Task instructions ->
Select each line where the word "from" appears.

Dataset rows ->
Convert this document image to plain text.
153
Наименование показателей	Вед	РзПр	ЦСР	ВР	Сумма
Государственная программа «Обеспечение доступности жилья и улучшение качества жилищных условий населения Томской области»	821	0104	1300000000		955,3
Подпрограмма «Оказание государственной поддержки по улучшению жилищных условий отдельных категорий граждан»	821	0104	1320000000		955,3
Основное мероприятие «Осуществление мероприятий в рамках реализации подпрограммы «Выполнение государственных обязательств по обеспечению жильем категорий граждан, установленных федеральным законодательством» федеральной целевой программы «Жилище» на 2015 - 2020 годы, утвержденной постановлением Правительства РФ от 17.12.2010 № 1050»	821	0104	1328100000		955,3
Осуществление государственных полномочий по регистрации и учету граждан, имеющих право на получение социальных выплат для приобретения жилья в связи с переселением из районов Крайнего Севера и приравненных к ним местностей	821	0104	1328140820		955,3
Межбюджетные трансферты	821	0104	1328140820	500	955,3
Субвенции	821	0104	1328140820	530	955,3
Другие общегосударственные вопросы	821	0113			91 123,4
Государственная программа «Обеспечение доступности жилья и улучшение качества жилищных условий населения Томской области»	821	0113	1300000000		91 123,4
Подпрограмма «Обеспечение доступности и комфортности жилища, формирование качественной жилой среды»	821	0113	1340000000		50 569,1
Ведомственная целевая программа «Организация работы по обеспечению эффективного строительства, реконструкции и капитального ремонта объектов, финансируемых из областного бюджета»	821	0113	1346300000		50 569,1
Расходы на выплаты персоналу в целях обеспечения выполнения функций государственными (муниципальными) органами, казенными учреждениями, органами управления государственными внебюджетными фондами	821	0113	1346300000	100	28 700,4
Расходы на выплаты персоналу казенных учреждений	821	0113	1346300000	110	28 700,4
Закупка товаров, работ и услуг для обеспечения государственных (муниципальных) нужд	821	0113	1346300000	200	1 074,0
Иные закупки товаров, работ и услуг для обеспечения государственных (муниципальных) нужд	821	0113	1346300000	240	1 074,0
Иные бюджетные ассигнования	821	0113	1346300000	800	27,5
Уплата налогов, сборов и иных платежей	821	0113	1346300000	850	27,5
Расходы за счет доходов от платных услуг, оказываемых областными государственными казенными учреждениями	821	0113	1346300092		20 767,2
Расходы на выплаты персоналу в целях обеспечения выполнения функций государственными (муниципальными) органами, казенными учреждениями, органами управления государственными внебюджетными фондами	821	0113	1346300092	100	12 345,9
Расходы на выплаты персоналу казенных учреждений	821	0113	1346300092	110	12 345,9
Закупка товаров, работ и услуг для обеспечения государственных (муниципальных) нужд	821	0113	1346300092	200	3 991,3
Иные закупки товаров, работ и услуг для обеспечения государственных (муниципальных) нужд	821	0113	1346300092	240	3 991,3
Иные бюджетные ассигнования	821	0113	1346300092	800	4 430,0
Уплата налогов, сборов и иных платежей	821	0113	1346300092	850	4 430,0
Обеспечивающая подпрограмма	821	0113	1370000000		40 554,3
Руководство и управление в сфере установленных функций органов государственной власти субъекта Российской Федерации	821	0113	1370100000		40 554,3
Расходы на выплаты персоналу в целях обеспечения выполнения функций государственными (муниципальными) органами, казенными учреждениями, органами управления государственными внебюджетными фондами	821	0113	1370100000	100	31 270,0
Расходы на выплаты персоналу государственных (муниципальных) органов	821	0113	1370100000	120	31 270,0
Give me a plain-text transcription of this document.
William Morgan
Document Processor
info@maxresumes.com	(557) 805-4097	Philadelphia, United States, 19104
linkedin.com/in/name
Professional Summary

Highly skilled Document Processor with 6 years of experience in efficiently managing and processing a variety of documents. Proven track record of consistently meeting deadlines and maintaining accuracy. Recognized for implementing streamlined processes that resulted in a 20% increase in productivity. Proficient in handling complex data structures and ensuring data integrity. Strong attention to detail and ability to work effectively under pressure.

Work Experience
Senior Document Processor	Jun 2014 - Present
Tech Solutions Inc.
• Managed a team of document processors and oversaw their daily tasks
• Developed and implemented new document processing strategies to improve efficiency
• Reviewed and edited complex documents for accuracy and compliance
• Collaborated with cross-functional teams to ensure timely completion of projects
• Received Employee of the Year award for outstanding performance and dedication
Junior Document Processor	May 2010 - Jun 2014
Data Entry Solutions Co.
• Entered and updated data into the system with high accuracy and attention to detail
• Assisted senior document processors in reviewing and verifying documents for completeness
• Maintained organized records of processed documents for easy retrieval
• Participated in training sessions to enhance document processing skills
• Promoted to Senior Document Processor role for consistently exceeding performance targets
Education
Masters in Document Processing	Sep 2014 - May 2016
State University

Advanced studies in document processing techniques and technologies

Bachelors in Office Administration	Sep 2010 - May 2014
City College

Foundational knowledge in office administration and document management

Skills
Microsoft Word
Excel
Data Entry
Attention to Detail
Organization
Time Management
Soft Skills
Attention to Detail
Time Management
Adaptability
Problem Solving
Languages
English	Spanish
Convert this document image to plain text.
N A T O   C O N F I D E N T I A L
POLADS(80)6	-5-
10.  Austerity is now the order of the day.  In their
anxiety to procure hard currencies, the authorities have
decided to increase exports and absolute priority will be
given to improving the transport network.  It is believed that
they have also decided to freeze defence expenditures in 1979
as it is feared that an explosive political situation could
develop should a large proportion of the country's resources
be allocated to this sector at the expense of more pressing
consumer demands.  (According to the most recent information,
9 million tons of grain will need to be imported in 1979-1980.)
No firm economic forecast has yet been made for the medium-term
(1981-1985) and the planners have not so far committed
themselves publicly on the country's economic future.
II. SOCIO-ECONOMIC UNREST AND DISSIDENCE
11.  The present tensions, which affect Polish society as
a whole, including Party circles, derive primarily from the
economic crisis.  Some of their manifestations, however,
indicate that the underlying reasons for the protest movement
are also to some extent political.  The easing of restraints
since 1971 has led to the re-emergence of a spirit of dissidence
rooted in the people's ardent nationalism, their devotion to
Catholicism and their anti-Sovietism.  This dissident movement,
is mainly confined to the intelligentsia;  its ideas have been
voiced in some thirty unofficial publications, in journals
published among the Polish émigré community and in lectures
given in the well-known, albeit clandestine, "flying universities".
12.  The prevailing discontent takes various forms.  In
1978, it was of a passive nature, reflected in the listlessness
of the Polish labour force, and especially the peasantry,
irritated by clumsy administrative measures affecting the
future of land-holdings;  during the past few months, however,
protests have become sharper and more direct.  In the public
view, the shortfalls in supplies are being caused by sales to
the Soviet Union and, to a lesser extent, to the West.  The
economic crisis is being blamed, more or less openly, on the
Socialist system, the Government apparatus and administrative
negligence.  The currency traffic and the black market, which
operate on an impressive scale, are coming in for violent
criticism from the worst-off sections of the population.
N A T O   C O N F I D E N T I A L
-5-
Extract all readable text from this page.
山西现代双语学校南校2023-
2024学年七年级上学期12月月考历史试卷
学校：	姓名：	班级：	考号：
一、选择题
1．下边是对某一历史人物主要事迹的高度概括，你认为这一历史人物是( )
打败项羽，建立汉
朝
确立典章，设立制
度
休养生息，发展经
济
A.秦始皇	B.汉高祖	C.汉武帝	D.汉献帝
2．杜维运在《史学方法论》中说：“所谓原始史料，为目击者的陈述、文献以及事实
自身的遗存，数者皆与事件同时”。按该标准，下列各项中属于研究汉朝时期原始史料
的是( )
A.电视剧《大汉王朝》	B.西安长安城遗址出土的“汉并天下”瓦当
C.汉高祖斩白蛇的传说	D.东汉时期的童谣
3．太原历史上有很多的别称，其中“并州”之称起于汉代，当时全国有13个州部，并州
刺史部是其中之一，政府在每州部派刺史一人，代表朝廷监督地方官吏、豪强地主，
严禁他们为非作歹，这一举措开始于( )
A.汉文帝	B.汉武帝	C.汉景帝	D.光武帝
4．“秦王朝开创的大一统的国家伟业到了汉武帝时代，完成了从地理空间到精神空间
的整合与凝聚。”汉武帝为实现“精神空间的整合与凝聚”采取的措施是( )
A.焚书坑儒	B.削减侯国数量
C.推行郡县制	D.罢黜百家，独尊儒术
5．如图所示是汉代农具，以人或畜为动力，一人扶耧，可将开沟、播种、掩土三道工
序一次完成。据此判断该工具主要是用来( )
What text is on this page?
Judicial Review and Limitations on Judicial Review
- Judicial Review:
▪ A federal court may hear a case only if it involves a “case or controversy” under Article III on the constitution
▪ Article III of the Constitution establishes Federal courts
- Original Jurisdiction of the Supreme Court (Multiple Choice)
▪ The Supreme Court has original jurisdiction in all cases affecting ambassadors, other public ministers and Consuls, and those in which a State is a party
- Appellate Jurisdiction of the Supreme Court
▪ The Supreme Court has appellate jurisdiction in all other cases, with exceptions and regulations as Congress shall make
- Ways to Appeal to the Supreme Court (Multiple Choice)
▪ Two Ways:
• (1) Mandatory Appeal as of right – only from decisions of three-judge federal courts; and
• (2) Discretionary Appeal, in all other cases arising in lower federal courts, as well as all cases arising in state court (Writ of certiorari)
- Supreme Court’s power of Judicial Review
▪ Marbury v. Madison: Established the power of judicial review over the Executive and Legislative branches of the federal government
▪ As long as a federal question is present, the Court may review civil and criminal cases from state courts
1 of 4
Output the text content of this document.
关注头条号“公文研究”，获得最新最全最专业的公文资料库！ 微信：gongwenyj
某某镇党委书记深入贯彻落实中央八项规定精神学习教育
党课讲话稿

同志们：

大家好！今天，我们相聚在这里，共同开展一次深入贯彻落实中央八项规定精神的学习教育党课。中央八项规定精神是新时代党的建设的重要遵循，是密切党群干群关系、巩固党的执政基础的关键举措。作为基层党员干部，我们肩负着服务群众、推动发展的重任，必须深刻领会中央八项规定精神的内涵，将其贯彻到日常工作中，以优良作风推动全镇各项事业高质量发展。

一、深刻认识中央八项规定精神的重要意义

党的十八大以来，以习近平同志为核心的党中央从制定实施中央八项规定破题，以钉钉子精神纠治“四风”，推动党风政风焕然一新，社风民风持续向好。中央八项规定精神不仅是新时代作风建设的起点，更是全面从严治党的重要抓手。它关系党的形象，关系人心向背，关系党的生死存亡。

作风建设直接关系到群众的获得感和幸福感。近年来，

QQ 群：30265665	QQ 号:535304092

Exercise result ->
a whole, including Party circles, derive primarily from the
criticism from the worst-off sections of the population.
Extract all readable text from this page.
• (1) Mandatory Appeal as of right – only from decisions of three-judge federal courts; and
▪ As long as a federal question is present, the Court may review civil and criminal cases from state courts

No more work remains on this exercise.